━━━━━ Data shown
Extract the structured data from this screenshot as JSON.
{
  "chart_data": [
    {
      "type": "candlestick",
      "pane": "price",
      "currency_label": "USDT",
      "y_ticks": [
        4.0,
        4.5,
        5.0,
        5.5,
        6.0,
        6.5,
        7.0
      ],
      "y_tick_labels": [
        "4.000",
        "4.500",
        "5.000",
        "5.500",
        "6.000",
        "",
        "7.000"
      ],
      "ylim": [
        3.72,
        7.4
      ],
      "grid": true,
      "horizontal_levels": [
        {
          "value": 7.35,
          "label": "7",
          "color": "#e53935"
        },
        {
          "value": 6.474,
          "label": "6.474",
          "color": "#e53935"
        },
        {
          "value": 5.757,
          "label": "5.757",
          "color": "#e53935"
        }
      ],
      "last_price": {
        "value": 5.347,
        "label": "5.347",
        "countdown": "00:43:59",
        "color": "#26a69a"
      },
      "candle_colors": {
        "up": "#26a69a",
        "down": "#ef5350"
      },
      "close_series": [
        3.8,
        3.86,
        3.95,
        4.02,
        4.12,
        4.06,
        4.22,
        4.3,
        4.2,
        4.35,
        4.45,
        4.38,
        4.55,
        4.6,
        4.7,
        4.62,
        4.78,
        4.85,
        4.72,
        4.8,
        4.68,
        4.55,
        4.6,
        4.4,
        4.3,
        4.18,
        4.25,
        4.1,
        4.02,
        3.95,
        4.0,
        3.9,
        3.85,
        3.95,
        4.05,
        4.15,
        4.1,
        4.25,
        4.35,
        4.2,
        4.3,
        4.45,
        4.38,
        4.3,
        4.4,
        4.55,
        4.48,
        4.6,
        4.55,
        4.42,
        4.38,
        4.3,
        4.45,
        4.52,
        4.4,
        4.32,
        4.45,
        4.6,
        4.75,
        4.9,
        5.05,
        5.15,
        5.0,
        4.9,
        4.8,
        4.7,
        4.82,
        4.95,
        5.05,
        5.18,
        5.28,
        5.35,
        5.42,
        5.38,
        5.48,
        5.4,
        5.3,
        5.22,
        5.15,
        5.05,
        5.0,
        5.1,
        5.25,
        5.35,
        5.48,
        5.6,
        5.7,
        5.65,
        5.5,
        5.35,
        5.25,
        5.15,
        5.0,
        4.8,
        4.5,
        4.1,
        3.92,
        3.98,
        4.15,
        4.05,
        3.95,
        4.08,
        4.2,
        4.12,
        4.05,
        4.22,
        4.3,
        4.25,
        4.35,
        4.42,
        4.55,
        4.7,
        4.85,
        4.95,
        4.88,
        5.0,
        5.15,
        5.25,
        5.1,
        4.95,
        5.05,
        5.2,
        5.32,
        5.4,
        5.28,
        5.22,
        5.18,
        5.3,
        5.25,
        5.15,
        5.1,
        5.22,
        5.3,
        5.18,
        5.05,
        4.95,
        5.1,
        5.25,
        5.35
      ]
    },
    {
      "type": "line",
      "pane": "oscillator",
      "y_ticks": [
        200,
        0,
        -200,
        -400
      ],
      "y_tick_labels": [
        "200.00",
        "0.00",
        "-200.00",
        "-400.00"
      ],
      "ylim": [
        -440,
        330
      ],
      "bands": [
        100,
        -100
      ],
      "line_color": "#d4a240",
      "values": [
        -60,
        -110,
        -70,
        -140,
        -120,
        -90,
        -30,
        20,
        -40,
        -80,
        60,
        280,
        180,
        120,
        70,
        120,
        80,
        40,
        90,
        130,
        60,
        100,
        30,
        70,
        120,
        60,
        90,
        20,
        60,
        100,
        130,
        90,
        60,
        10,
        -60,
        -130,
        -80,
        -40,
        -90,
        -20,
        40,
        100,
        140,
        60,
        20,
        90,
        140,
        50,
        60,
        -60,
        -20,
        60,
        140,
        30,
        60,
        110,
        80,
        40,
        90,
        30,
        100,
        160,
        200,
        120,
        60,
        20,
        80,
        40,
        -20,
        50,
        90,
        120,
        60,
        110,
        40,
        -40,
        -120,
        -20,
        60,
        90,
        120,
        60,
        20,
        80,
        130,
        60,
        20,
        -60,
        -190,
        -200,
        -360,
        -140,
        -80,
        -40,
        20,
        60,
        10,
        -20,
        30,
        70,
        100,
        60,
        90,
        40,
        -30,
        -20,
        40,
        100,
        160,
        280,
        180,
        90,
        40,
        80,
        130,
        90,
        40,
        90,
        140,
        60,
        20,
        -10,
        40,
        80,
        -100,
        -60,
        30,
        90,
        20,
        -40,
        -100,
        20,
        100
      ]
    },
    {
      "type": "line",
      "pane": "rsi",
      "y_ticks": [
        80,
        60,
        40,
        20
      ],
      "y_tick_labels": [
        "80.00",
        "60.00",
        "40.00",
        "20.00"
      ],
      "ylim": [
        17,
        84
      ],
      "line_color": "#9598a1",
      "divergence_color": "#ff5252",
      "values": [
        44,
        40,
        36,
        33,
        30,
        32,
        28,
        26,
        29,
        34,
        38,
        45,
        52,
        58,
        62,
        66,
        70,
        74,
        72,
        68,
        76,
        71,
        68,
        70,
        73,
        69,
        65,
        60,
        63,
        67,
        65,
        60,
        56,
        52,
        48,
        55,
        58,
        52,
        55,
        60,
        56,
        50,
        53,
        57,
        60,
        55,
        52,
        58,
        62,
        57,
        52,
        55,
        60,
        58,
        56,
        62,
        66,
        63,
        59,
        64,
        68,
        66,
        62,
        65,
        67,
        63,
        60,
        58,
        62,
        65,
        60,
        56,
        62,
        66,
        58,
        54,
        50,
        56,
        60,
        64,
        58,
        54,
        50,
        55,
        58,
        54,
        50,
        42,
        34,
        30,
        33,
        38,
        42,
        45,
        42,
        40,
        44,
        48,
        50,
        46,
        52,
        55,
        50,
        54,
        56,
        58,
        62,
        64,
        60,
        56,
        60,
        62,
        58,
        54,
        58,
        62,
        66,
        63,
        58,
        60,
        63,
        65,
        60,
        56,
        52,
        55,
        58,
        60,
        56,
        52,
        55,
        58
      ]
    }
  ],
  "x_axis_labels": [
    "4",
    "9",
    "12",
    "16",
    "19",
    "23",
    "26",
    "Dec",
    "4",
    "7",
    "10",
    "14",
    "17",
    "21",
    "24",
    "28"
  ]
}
━━━━━━━━━━
**Exercise description**
All of the material above needs to be copied exactly.

**Result for this task**
Extract the structured data from this screenshot as JSON.
{
  "chart_data": [
    {
      "type": "candlestick",
      "pane": "price",
      "currency_label": "USDT",
      "y_ticks": [
        4.0,
        4.5,
        5.0,
        5.5,
        6.0,
        6.5,
        7.0
      ],
      "y_tick_labels": [
        "4.000",
        "4.500",
        "5.000",
        "5.500",
        "6.000",
        "",
        "7.000"
      ],
      "ylim": [
        3.72,
        7.4
      ],
      "grid": true,
      "horizontal_levels": [
        {
          "value": 7.35,
          "label": "7",
          "color": "#e53935"
        },
        {
          "value": 6.474,
          "label": "6.474",
          "color": "#e53935"
        },
        {
          "value": 5.757,
          "label": "5.757",
          "color": "#e53935"
        }
      ],
      "last_price": {
        "value": 5.347,
        "label": "5.347",
        "countdown": "00:43:59",
        "color": "#26a69a"
      },
      "candle_colors": {
        "up": "#26a69a",
        "down": "#ef5350"
      },
      "close_series": [
        3.8,
        3.86,
        3.95,
        4.02,
        4.12,
        4.06,
        4.22,
        4.3,
        4.2,
        4.35,
        4.45,
        4.38,
        4.55,
        4.6,
        4.7,
        4.62,
        4.78,
        4.85,
        4.72,
        4.8,
        4.68,
        4.55,
        4.6,
        4.4,
        4.3,
        4.18,
        4.25,
        4.1,
        4.02,
        3.95,
        4.0,
        3.9,
        3.85,
        3.95,
        4.05,
        4.15,
        4.1,
        4.25,
        4.35,
        4.2,
        4.3,
        4.45,
        4.38,
        4.3,
        4.4,
        4.55,
        4.48,
        4.6,
        4.55,
        4.42,
        4.38,
        4.3,
        4.45,
        4.52,
        4.4,
        4.32,
        4.45,
        4.6,
        4.75,
        4.9,
        5.05,
        5.15,
        5.0,
        4.9,
        4.8,
        4.7,
        4.82,
        4.95,
        5.05,
        5.18,
        5.28,
        5.35,
        5.42,
        5.38,
        5.48,
        5.4,
        5.3,
        5.22,
        5.15,
        5.05,
        5.0,
        5.1,
        5.25,
        5.35,
        5.48,
        5.6,
        5.7,
        5.65,
        5.5,
        5.35,
        5.25,
        5.15,
        5.0,
        4.8,
        4.5,
        4.1,
        3.92,
        3.98,
        4.15,
        4.05,
        3.95,
        4.08,
        4.2,
        4.12,
        4.05,
        4.22,
        4.3,
        4.25,
        4.35,
        4.42,
        4.55,
        4.7,
        4.85,
        4.95,
        4.88,
        5.0,
        5.15,
        5.25,
        5.1,
        4.95,
        5.05,
        5.2,
        5.32,
        5.4,
        5.28,
        5.22,
        5.18,
        5.3,
        5.25,
        5.15,
        5.1,
        5.22,
        5.3,
        5.18,
        5.05,
        4.95,
        5.1,
        5.25,
        5.35
      ]
    },
    {
      "type": "line",
      "pane": "oscillator",
      "y_ticks": [
        200,
        0,
        -200,
        -400
      ],
      "y_tick_labels": [
        "200.00",
        "0.00",
        "-200.00",
        "-400.00"
      ],
      "ylim": [
        -440,
        330
      ],
      "bands": [
        100,
        -100
      ],
      "line_color": "#d4a240",
      "values": [
        -60,
        -110,
        -70,
        -140,
        -120,
        -90,
        -30,
        20,
        -40,
        -80,
        60,
        280,
        180,
        120,
        70,
        120,
        80,
        40,
        90,
        130,
        60,
        100,
        30,
        70,
        120,
        60,
        90,
        20,
        60,
        100,
        130,
        90,
        60,
        10,
        -60,
        -130,
        -80,
        -40,
        -90,
        -20,
        40,
        100,
        140,
        60,
        20,
        90,
        140,
        50,
        60,
        -60,
        -20,
        60,
        140,
        30,
        60,
        110,
        80,
        40,
        90,
        30,
        100,
        160,
        200,
        120,
        60,
        20,
        80,
        40,
        -20,
        50,
        90,
        120,
        60,
        110,
        40,
        -40,
        -120,
        -20,
        60,
        90,
        120,
        60,
        20,
        80,
        130,
        60,
        20,
        -60,
        -190,
        -200,
        -360,
        -140,
        -80,
        -40,
        20,
        60,
        10,
        -20,
        30,
        70,
        100,
        60,
        90,
        40,
        -30,
        -20,
        40,
        100,
        160,
        280,
        180,
        90,
        40,
        80,
        130,
        90,
        40,
        90,
        140,
        60,
        20,
        -10,
        40,
        80,
        -100,
        -60,
        30,
        90,
        20,
        -40,
        -100,
        20,
        100
      ]
    },
    {
      "type": "line",
      "pane": "rsi",
      "y_ticks": [
        80,
        60,
        40,
        20
      ],
      "y_tick_labels": [
        "80.00",
        "60.00",
        "40.00",
        "20.00"
      ],
      "ylim": [
        17,
        84
      ],
      "line_color": "#9598a1",
      "divergence_color": "#ff5252",
      "values": [
        44,
        40,
        36,
        33,
        30,
        32,
        28,
        26,
        29,
        34,
        38,
        45,
        52,
        58,
        62,
        66,
        70,
        74,
        72,
        68,
        76,
        71,
        68,
        70,
        73,
        69,
        65,
        60,
        63,
        67,
        65,
        60,
        56,
        52,
        48,
        55,
        58,
        52,
        55,
        60,
        56,
        50,
        53,
        57,
        60,
        55,
        52,
        58,
        62,
        57,
        52,
        55,
        60,
        58,
        56,
        62,
        66,
        63,
        59,
        64,
        68,
        66,
        62,
        65,
        67,
        63,
        60,
        58,
        62,
        65,
        60,
        56,
        62,
        66,
        58,
        54,
        50,
        56,
        60,
        64,
        58,
        54,
        50,
        55,
        58,
        54,
        50,
        42,
        34,
        30,
        33,
        38,
        42,
        45,
        42,
        40,
        44,
        48,
        50,
        46,
        52,
        55,
        50,
        54,
        56,
        58,
        62,
        64,
        60,
        56,
        60,
        62,
        58,
        54,
        58,
        62,
        66,
        63,
        58,
        60,
        63,
        65,
        60,
        56,
        52,
        55,
        58,
        60,
        56,
        52,
        55,
        58
      ]
    }
  ],
  "x_axis_labels": [
    "4",
    "9",
    "12",
    "16",
    "19",
    "23",
    "26",
    "Dec",
    "4",
    "7",
    "10",
    "14",
    "17",
    "21",
    "24",
    "28"
  ]
}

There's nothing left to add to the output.